======== RECORD EXTRACTS ========

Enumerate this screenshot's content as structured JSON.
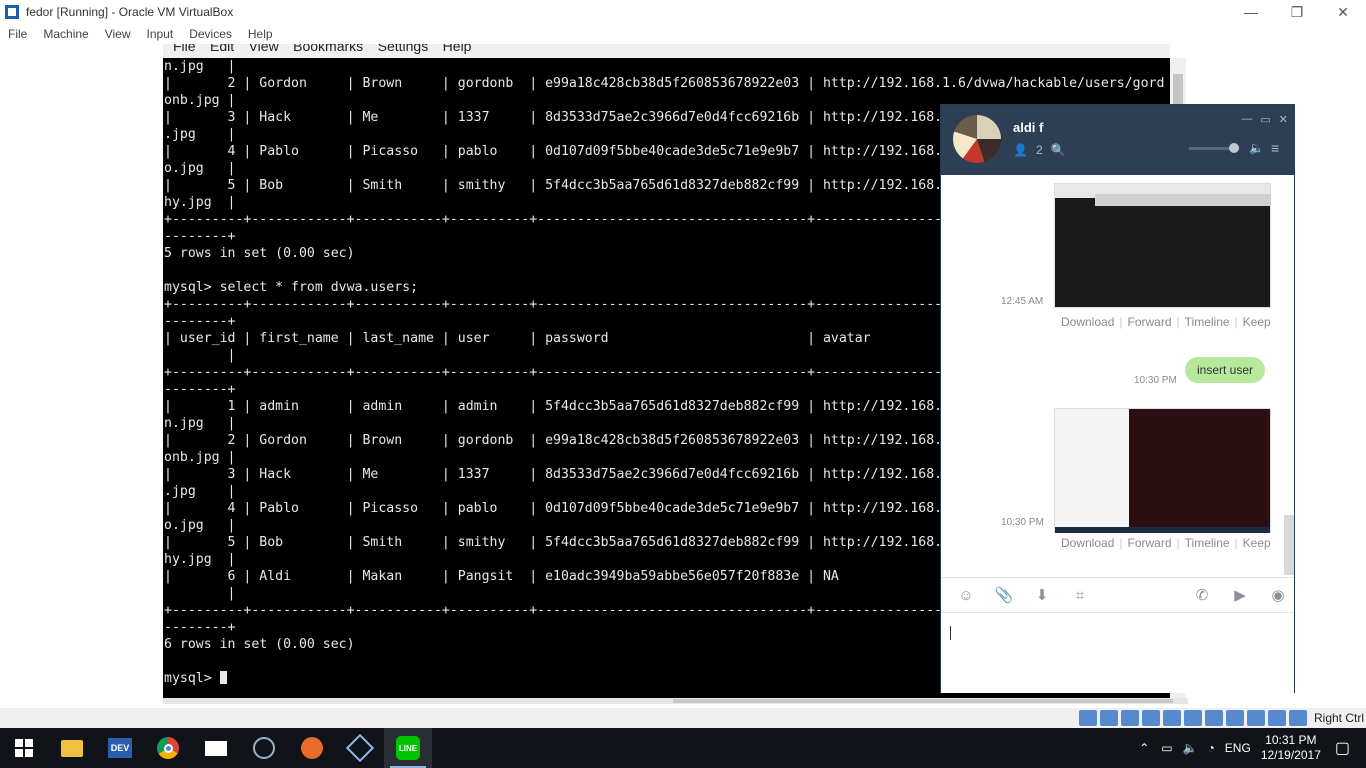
{
  "window": {
    "title": "fedor [Running] - Oracle VM VirtualBox",
    "controls": [
      "—",
      "❐",
      "✕"
    ]
  },
  "vbox_menu": [
    "File",
    "Machine",
    "View",
    "Input",
    "Devices",
    "Help"
  ],
  "guest_menu": [
    "File",
    "Edit",
    "View",
    "Bookmarks",
    "Settings",
    "Help"
  ],
  "terminal": {
    "lines": [
      "n.jpg   |",
      "|       2 | Gordon     | Brown     | gordonb  | e99a18c428cb38d5f260853678922e03 | http://192.168.1.6/dvwa/hackable/users/gord",
      "onb.jpg |",
      "|       3 | Hack       | Me        | 1337     | 8d3533d75ae2c3966d7e0d4fcc69216b | http://192.168.",
      ".jpg    |",
      "|       4 | Pablo      | Picasso   | pablo    | 0d107d09f5bbe40cade3de5c71e9e9b7 | http://192.168.",
      "o.jpg   |",
      "|       5 | Bob        | Smith     | smithy   | 5f4dcc3b5aa765d61d8327deb882cf99 | http://192.168.",
      "hy.jpg  |",
      "+---------+------------+-----------+----------+----------------------------------+----------------",
      "--------+",
      "5 rows in set (0.00 sec)",
      "",
      "mysql> select * from dvwa.users;",
      "+---------+------------+-----------+----------+----------------------------------+----------------",
      "--------+",
      "| user_id | first_name | last_name | user     | password                         | avatar",
      "        |",
      "+---------+------------+-----------+----------+----------------------------------+----------------",
      "--------+",
      "|       1 | admin      | admin     | admin    | 5f4dcc3b5aa765d61d8327deb882cf99 | http://192.168.",
      "n.jpg   |",
      "|       2 | Gordon     | Brown     | gordonb  | e99a18c428cb38d5f260853678922e03 | http://192.168.",
      "onb.jpg |",
      "|       3 | Hack       | Me        | 1337     | 8d3533d75ae2c3966d7e0d4fcc69216b | http://192.168.",
      ".jpg    |",
      "|       4 | Pablo      | Picasso   | pablo    | 0d107d09f5bbe40cade3de5c71e9e9b7 | http://192.168.",
      "o.jpg   |",
      "|       5 | Bob        | Smith     | smithy   | 5f4dcc3b5aa765d61d8327deb882cf99 | http://192.168.",
      "hy.jpg  |",
      "|       6 | Aldi       | Makan     | Pangsit  | e10adc3949ba59abbe56e057f20f883e | NA",
      "        |",
      "+---------+------------+-----------+----------+----------------------------------+----------------",
      "--------+",
      "6 rows in set (0.00 sec)",
      ""
    ],
    "prompt": "mysql> "
  },
  "line_chat": {
    "contact_name": "aldi f",
    "member_count": "2",
    "messages": {
      "img1_time": "12:45 AM",
      "text_time": "10:30 PM",
      "text": "insert user",
      "img2_time": "10:30 PM"
    },
    "image_actions": [
      "Download",
      "Forward",
      "Timeline",
      "Keep"
    ]
  },
  "statusbar": {
    "host_key": "Right Ctrl"
  },
  "taskbar": {
    "apps": [
      "windows-start",
      "file-explorer",
      "dev-cpp",
      "chrome",
      "mail",
      "network-app",
      "pen-tool",
      "virtualbox",
      "line"
    ],
    "language": "ENG",
    "time": "10:31 PM",
    "date": "12/19/2017"
  },
  "colors": {
    "terminal_bg": "#000000",
    "line_header": "#2d3f55",
    "bubble": "#b8e89c",
    "taskbar": "#101418"
  }
}
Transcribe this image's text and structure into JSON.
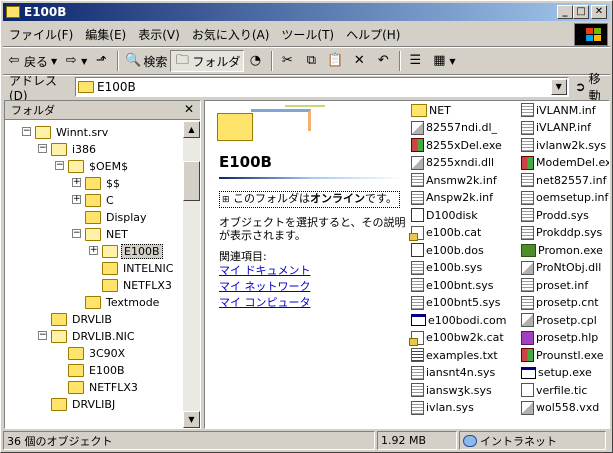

========

WORK REQUIRED - Copy out every line where the word "rows" occurs.

FULL ANSWER -
      "5 rows in set (0.00 sec)",
      "6 rows in set (0.00 sec)",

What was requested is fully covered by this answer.